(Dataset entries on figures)
---+---

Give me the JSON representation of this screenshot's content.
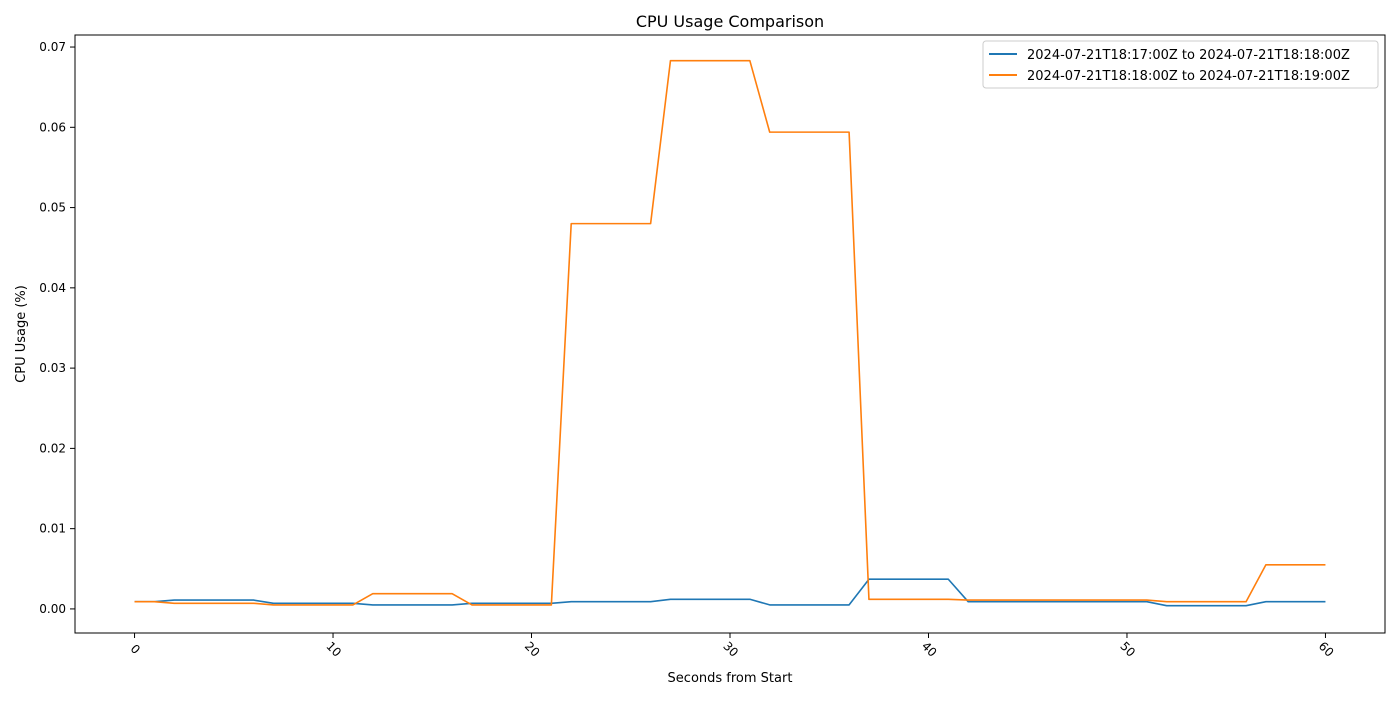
{
  "chart_data": {
    "type": "line",
    "title": "CPU Usage Comparison",
    "xlabel": "Seconds from Start",
    "ylabel": "CPU Usage (%)",
    "xlim": [
      -3,
      63
    ],
    "ylim": [
      -0.003,
      0.0715
    ],
    "x_ticks": [
      0,
      10,
      20,
      30,
      40,
      50,
      60
    ],
    "x_tick_labels": [
      "0",
      "10",
      "20",
      "30",
      "40",
      "50",
      "60"
    ],
    "y_ticks": [
      0.0,
      0.01,
      0.02,
      0.03,
      0.04,
      0.05,
      0.06,
      0.07
    ],
    "y_tick_labels": [
      "0.00",
      "0.01",
      "0.02",
      "0.03",
      "0.04",
      "0.05",
      "0.06",
      "0.07"
    ],
    "x_tick_rotation": "45 degrees",
    "grid": false,
    "legend_position": "top-right",
    "x": [
      0,
      1,
      2,
      3,
      4,
      5,
      6,
      7,
      8,
      9,
      10,
      11,
      12,
      13,
      14,
      15,
      16,
      17,
      18,
      19,
      20,
      21,
      22,
      23,
      24,
      25,
      26,
      27,
      28,
      29,
      30,
      31,
      32,
      33,
      34,
      35,
      36,
      37,
      38,
      39,
      40,
      41,
      42,
      43,
      44,
      45,
      46,
      47,
      48,
      49,
      50,
      51,
      52,
      53,
      54,
      55,
      56,
      57,
      58,
      59,
      60
    ],
    "series": [
      {
        "name": "2024-07-21T18:17:00Z to 2024-07-21T18:18:00Z",
        "color": "#1f77b4",
        "values": [
          0.0009,
          0.0009,
          0.0011,
          0.0011,
          0.0011,
          0.0011,
          0.0011,
          0.0007,
          0.0007,
          0.0007,
          0.0007,
          0.0007,
          0.0005,
          0.0005,
          0.0005,
          0.0005,
          0.0005,
          0.0007,
          0.0007,
          0.0007,
          0.0007,
          0.0007,
          0.0009,
          0.0009,
          0.0009,
          0.0009,
          0.0009,
          0.0012,
          0.0012,
          0.0012,
          0.0012,
          0.0012,
          0.0005,
          0.0005,
          0.0005,
          0.0005,
          0.0005,
          0.0037,
          0.0037,
          0.0037,
          0.0037,
          0.0037,
          0.0009,
          0.0009,
          0.0009,
          0.0009,
          0.0009,
          0.0009,
          0.0009,
          0.0009,
          0.0009,
          0.0009,
          0.0004,
          0.0004,
          0.0004,
          0.0004,
          0.0004,
          0.0009,
          0.0009,
          0.0009,
          0.0009
        ]
      },
      {
        "name": "2024-07-21T18:18:00Z to 2024-07-21T18:19:00Z",
        "color": "#ff7f0e",
        "values": [
          0.0009,
          0.0009,
          0.0007,
          0.0007,
          0.0007,
          0.0007,
          0.0007,
          0.0005,
          0.0005,
          0.0005,
          0.0005,
          0.0005,
          0.0019,
          0.0019,
          0.0019,
          0.0019,
          0.0019,
          0.0005,
          0.0005,
          0.0005,
          0.0005,
          0.0005,
          0.048,
          0.048,
          0.048,
          0.048,
          0.048,
          0.0683,
          0.0683,
          0.0683,
          0.0683,
          0.0683,
          0.0594,
          0.0594,
          0.0594,
          0.0594,
          0.0594,
          0.0012,
          0.0012,
          0.0012,
          0.0012,
          0.0012,
          0.0011,
          0.0011,
          0.0011,
          0.0011,
          0.0011,
          0.0011,
          0.0011,
          0.0011,
          0.0011,
          0.0011,
          0.0009,
          0.0009,
          0.0009,
          0.0009,
          0.0009,
          0.0055,
          0.0055,
          0.0055,
          0.0055
        ]
      }
    ]
  }
}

---+---

### [Task brief]
Reproduce the listing word for word and omit its pictures.

### [Response]
Give me the JSON representation of this screenshot's content.
{
  "chart_data": {
    "type": "line",
    "title": "CPU Usage Comparison",
    "xlabel": "Seconds from Start",
    "ylabel": "CPU Usage (%)",
    "xlim": [
      -3,
      63
    ],
    "ylim": [
      -0.003,
      0.0715
    ],
    "x_ticks": [
      0,
      10,
      20,
      30,
      40,
      50,
      60
    ],
    "x_tick_labels": [
      "0",
      "10",
      "20",
      "30",
      "40",
      "50",
      "60"
    ],
    "y_ticks": [
      0.0,
      0.01,
      0.02,
      0.03,
      0.04,
      0.05,
      0.06,
      0.07
    ],
    "y_tick_labels": [
      "0.00",
      "0.01",
      "0.02",
      "0.03",
      "0.04",
      "0.05",
      "0.06",
      "0.07"
    ],
    "x_tick_rotation": "45 degrees",
    "grid": false,
    "legend_position": "top-right",
    "x": [
      0,
      1,
      2,
      3,
      4,
      5,
      6,
      7,
      8,
      9,
      10,
      11,
      12,
      13,
      14,
      15,
      16,
      17,
      18,
      19,
      20,
      21,
      22,
      23,
      24,
      25,
      26,
      27,
      28,
      29,
      30,
      31,
      32,
      33,
      34,
      35,
      36,
      37,
      38,
      39,
      40,
      41,
      42,
      43,
      44,
      45,
      46,
      47,
      48,
      49,
      50,
      51,
      52,
      53,
      54,
      55,
      56,
      57,
      58,
      59,
      60
    ],
    "series": [
      {
        "name": "2024-07-21T18:17:00Z to 2024-07-21T18:18:00Z",
        "color": "#1f77b4",
        "values": [
          0.0009,
          0.0009,
          0.0011,
          0.0011,
          0.0011,
          0.0011,
          0.0011,
          0.0007,
          0.0007,
          0.0007,
          0.0007,
          0.0007,
          0.0005,
          0.0005,
          0.0005,
          0.0005,
          0.0005,
          0.0007,
          0.0007,
          0.0007,
          0.0007,
          0.0007,
          0.0009,
          0.0009,
          0.0009,
          0.0009,
          0.0009,
          0.0012,
          0.0012,
          0.0012,
          0.0012,
          0.0012,
          0.0005,
          0.0005,
          0.0005,
          0.0005,
          0.0005,
          0.0037,
          0.0037,
          0.0037,
          0.0037,
          0.0037,
          0.0009,
          0.0009,
          0.0009,
          0.0009,
          0.0009,
          0.0009,
          0.0009,
          0.0009,
          0.0009,
          0.0009,
          0.0004,
          0.0004,
          0.0004,
          0.0004,
          0.0004,
          0.0009,
          0.0009,
          0.0009,
          0.0009
        ]
      },
      {
        "name": "2024-07-21T18:18:00Z to 2024-07-21T18:19:00Z",
        "color": "#ff7f0e",
        "values": [
          0.0009,
          0.0009,
          0.0007,
          0.0007,
          0.0007,
          0.0007,
          0.0007,
          0.0005,
          0.0005,
          0.0005,
          0.0005,
          0.0005,
          0.0019,
          0.0019,
          0.0019,
          0.0019,
          0.0019,
          0.0005,
          0.0005,
          0.0005,
          0.0005,
          0.0005,
          0.048,
          0.048,
          0.048,
          0.048,
          0.048,
          0.0683,
          0.0683,
          0.0683,
          0.0683,
          0.0683,
          0.0594,
          0.0594,
          0.0594,
          0.0594,
          0.0594,
          0.0012,
          0.0012,
          0.0012,
          0.0012,
          0.0012,
          0.0011,
          0.0011,
          0.0011,
          0.0011,
          0.0011,
          0.0011,
          0.0011,
          0.0011,
          0.0011,
          0.0011,
          0.0009,
          0.0009,
          0.0009,
          0.0009,
          0.0009,
          0.0055,
          0.0055,
          0.0055,
          0.0055
        ]
      }
    ]
  }
}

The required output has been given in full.